▶ [Short task] Transcribe all of the material exactly.

▶ [Dataset items]
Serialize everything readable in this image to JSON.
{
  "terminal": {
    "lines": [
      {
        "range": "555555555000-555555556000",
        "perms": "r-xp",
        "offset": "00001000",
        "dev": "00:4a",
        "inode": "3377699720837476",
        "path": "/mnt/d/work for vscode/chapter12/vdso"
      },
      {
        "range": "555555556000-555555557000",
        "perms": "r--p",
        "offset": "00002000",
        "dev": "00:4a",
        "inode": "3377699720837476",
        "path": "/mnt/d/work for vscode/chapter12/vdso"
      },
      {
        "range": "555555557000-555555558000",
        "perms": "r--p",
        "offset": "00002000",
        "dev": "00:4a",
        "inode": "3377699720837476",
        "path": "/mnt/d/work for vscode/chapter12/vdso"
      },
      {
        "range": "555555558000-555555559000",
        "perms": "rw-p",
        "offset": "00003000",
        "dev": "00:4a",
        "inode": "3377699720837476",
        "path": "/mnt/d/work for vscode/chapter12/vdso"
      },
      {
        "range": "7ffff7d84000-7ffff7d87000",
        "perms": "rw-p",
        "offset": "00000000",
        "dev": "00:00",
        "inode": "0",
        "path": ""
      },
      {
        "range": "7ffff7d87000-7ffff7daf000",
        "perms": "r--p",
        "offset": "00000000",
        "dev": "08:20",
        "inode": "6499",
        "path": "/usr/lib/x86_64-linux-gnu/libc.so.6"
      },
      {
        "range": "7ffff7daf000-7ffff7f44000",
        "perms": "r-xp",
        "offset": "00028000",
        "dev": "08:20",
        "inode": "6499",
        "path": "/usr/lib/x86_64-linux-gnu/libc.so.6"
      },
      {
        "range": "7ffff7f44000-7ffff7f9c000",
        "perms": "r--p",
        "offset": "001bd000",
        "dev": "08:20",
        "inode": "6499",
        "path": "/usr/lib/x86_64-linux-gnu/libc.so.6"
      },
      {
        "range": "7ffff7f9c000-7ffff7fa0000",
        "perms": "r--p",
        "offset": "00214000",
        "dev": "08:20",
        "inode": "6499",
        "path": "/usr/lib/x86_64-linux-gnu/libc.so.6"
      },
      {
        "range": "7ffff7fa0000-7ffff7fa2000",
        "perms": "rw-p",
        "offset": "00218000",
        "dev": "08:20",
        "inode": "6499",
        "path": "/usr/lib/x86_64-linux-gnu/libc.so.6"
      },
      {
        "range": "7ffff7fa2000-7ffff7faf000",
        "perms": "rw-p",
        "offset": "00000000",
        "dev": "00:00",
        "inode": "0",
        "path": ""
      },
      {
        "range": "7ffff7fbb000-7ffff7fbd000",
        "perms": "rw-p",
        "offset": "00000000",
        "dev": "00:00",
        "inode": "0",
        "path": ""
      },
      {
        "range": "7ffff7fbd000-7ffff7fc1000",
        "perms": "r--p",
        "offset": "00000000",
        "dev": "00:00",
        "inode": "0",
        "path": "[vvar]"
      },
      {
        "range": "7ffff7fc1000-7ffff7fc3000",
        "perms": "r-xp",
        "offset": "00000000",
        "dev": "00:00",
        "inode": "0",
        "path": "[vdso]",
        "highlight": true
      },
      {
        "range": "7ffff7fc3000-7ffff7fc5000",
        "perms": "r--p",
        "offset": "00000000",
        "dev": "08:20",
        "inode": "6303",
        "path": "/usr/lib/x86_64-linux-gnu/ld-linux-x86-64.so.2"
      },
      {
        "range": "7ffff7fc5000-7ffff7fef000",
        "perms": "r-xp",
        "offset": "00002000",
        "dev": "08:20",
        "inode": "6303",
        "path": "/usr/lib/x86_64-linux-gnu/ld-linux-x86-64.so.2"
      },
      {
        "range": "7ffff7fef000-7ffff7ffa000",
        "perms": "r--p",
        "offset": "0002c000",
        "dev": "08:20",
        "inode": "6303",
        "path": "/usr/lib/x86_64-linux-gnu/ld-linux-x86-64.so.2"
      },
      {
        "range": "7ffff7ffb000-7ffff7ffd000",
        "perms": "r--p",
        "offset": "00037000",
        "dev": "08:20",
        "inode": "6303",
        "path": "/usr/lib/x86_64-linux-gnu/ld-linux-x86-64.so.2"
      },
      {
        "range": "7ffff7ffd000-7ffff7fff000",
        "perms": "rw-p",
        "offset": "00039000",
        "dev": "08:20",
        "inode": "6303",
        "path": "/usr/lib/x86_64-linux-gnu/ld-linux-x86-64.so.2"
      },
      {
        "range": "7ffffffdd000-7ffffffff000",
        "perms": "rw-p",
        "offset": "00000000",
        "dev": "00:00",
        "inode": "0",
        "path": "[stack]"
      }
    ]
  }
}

▶ [Correct response]
Serialize everything readable in this image to JSON.
{
  "terminal": {
    "lines": [
      {
        "range": "555555555000-555555556000",
        "perms": "r-xp",
        "offset": "00001000",
        "dev": "00:4a",
        "inode": "3377699720837476",
        "path": "/mnt/d/work for vscode/chapter12/vdso"
      },
      {
        "range": "555555556000-555555557000",
        "perms": "r--p",
        "offset": "00002000",
        "dev": "00:4a",
        "inode": "3377699720837476",
        "path": "/mnt/d/work for vscode/chapter12/vdso"
      },
      {
        "range": "555555557000-555555558000",
        "perms": "r--p",
        "offset": "00002000",
        "dev": "00:4a",
        "inode": "3377699720837476",
        "path": "/mnt/d/work for vscode/chapter12/vdso"
      },
      {
        "range": "555555558000-555555559000",
        "perms": "rw-p",
        "offset": "00003000",
        "dev": "00:4a",
        "inode": "3377699720837476",
        "path": "/mnt/d/work for vscode/chapter12/vdso"
      },
      {
        "range": "7ffff7d84000-7ffff7d87000",
        "perms": "rw-p",
        "offset": "00000000",
        "dev": "00:00",
        "inode": "0",
        "path": ""
      },
      {
        "range": "7ffff7d87000-7ffff7daf000",
        "perms": "r--p",
        "offset": "00000000",
        "dev": "08:20",
        "inode": "6499",
        "path": "/usr/lib/x86_64-linux-gnu/libc.so.6"
      },
      {
        "range": "7ffff7daf000-7ffff7f44000",
        "perms": "r-xp",
        "offset": "00028000",
        "dev": "08:20",
        "inode": "6499",
        "path": "/usr/lib/x86_64-linux-gnu/libc.so.6"
      },
      {
        "range": "7ffff7f44000-7ffff7f9c000",
        "perms": "r--p",
        "offset": "001bd000",
        "dev": "08:20",
        "inode": "6499",
        "path": "/usr/lib/x86_64-linux-gnu/libc.so.6"
      },
      {
        "range": "7ffff7f9c000-7ffff7fa0000",
        "perms": "r--p",
        "offset": "00214000",
        "dev": "08:20",
        "inode": "6499",
        "path": "/usr/lib/x86_64-linux-gnu/libc.so.6"
      },
      {
        "range": "7ffff7fa0000-7ffff7fa2000",
        "perms": "rw-p",
        "offset": "00218000",
        "dev": "08:20",
        "inode": "6499",
        "path": "/usr/lib/x86_64-linux-gnu/libc.so.6"
      },
      {
        "range": "7ffff7fa2000-7ffff7faf000",
        "perms": "rw-p",
        "offset": "00000000",
        "dev": "00:00",
        "inode": "0",
        "path": ""
      },
      {
        "range": "7ffff7fbb000-7ffff7fbd000",
        "perms": "rw-p",
        "offset": "00000000",
        "dev": "00:00",
        "inode": "0",
        "path": ""
      },
      {
        "range": "7ffff7fbd000-7ffff7fc1000",
        "perms": "r--p",
        "offset": "00000000",
        "dev": "00:00",
        "inode": "0",
        "path": "[vvar]"
      },
      {
        "range": "7ffff7fc1000-7ffff7fc3000",
        "perms": "r-xp",
        "offset": "00000000",
        "dev": "00:00",
        "inode": "0",
        "path": "[vdso]",
        "highlight": true
      },
      {
        "range": "7ffff7fc3000-7ffff7fc5000",
        "perms": "r--p",
        "offset": "00000000",
        "dev": "08:20",
        "inode": "6303",
        "path": "/usr/lib/x86_64-linux-gnu/ld-linux-x86-64.so.2"
      },
      {
        "range": "7ffff7fc5000-7ffff7fef000",
        "perms": "r-xp",
        "offset": "00002000",
        "dev": "08:20",
        "inode": "6303",
        "path": "/usr/lib/x86_64-linux-gnu/ld-linux-x86-64.so.2"
      },
      {
        "range": "7ffff7fef000-7ffff7ffa000",
        "perms": "r--p",
        "offset": "0002c000",
        "dev": "08:20",
        "inode": "6303",
        "path": "/usr/lib/x86_64-linux-gnu/ld-linux-x86-64.so.2"
      },
      {
        "range": "7ffff7ffb000-7ffff7ffd000",
        "perms": "r--p",
        "offset": "00037000",
        "dev": "08:20",
        "inode": "6303",
        "path": "/usr/lib/x86_64-linux-gnu/ld-linux-x86-64.so.2"
      },
      {
        "range": "7ffff7ffd000-7ffff7fff000",
        "perms": "rw-p",
        "offset": "00039000",
        "dev": "08:20",
        "inode": "6303",
        "path": "/usr/lib/x86_64-linux-gnu/ld-linux-x86-64.so.2"
      },
      {
        "range": "7ffffffdd000-7ffffffff000",
        "perms": "rw-p",
        "offset": "00000000",
        "dev": "00:00",
        "inode": "0",
        "path": "[stack]"
      }
    ]
  }
}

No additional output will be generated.